> **Instruction**: Skip every picture and transcribe the remaining material exactly.

> **Data for this exercise**:

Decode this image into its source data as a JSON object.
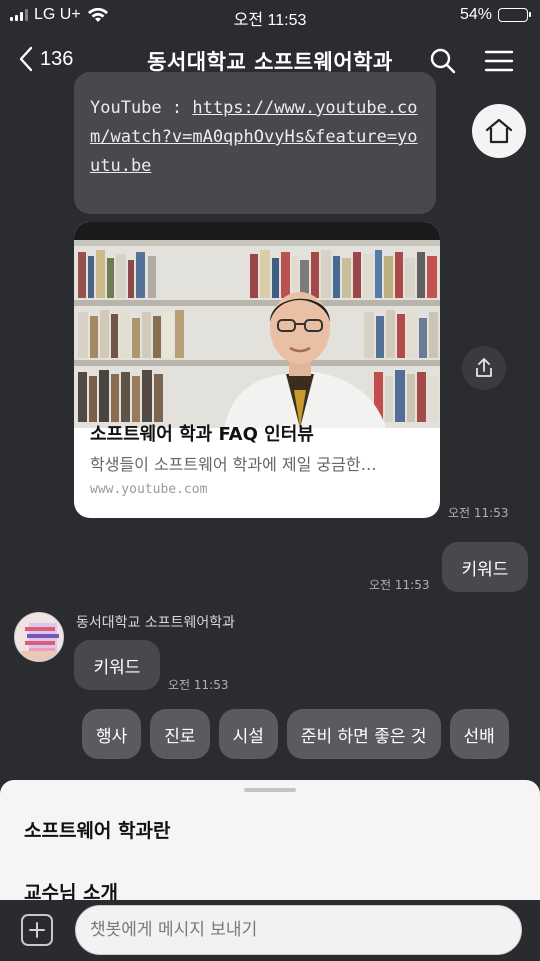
{
  "status_bar": {
    "carrier": "LG U+",
    "time": "오전 11:53",
    "battery": "54%",
    "battery_level": 0.54
  },
  "header": {
    "back_count": "136",
    "title": "동서대학교 소프트웨어학과",
    "icons": [
      "chevron-left-icon",
      "search-icon",
      "menu-icon"
    ]
  },
  "link_message": {
    "prefix": "YouTube : ",
    "url": "https://www.youtube.com/watch?v=mA0qphOvyHs&feature=youtu.be"
  },
  "card": {
    "title": "소프트웨어 학과 FAQ 인터뷰",
    "description": "학생들이 소프트웨어 학과에 제일 궁금한…",
    "domain": "www.youtube.com"
  },
  "messages": {
    "card_time": "오전 11:53",
    "user_text": "키워드",
    "user_time": "오전 11:53",
    "bot_sender": "동서대학교 소프트웨어학과",
    "bot_text": "키워드",
    "bot_time": "오전 11:53"
  },
  "quick_replies": [
    "행사",
    "진로",
    "시설",
    "준비 하면 좋은 것",
    "선배"
  ],
  "sheet": {
    "items": [
      "소프트웨어 학과란",
      "교수님 소개"
    ]
  },
  "input": {
    "placeholder": "챗봇에게 메시지 보내기"
  },
  "colors": {
    "background": "#2b2c30",
    "bubble": "#48494e",
    "chip": "#5a5b60",
    "sheet": "#f5f5f5"
  }
}
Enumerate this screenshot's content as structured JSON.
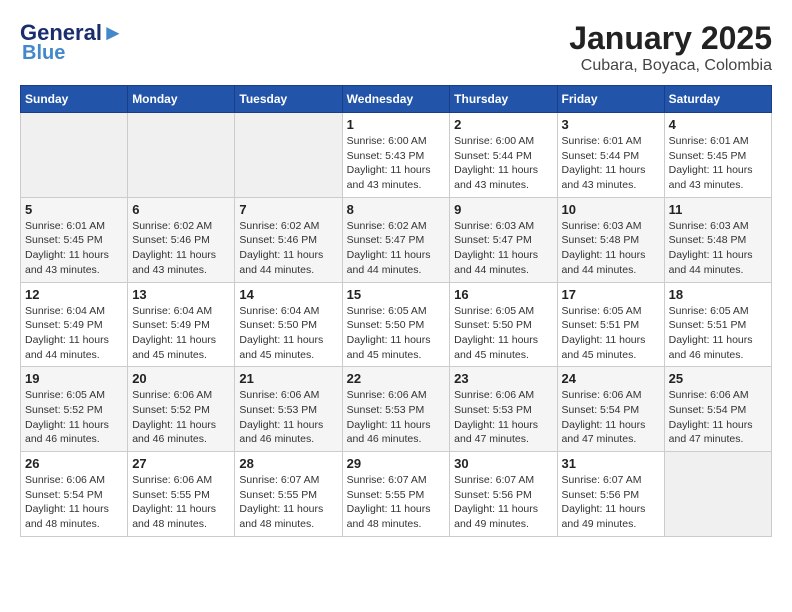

> **Final result**:
Decode this image into its source data as a JSON object.
{
  "status_bar": {
    "carrier": "LG U+",
    "time": "오전 11:53",
    "battery": "54%",
    "battery_level": 0.54
  },
  "header": {
    "back_count": "136",
    "title": "동서대학교 소프트웨어학과",
    "icons": [
      "chevron-left-icon",
      "search-icon",
      "menu-icon"
    ]
  },
  "link_message": {
    "prefix": "YouTube : ",
    "url": "https://www.youtube.com/watch?v=mA0qphOvyHs&feature=youtu.be"
  },
  "card": {
    "title": "소프트웨어 학과 FAQ 인터뷰",
    "description": "학생들이 소프트웨어 학과에 제일 궁금한…",
    "domain": "www.youtube.com"
  },
  "messages": {
    "card_time": "오전 11:53",
    "user_text": "키워드",
    "user_time": "오전 11:53",
    "bot_sender": "동서대학교 소프트웨어학과",
    "bot_text": "키워드",
    "bot_time": "오전 11:53"
  },
  "quick_replies": [
    "행사",
    "진로",
    "시설",
    "준비 하면 좋은 것",
    "선배"
  ],
  "sheet": {
    "items": [
      "소프트웨어 학과란",
      "교수님 소개"
    ]
  },
  "input": {
    "placeholder": "챗봇에게 메시지 보내기"
  },
  "colors": {
    "background": "#2b2c30",
    "bubble": "#48494e",
    "chip": "#5a5b60",
    "sheet": "#f5f5f5"
  }
}
Enumerate this screenshot's content as structured JSON.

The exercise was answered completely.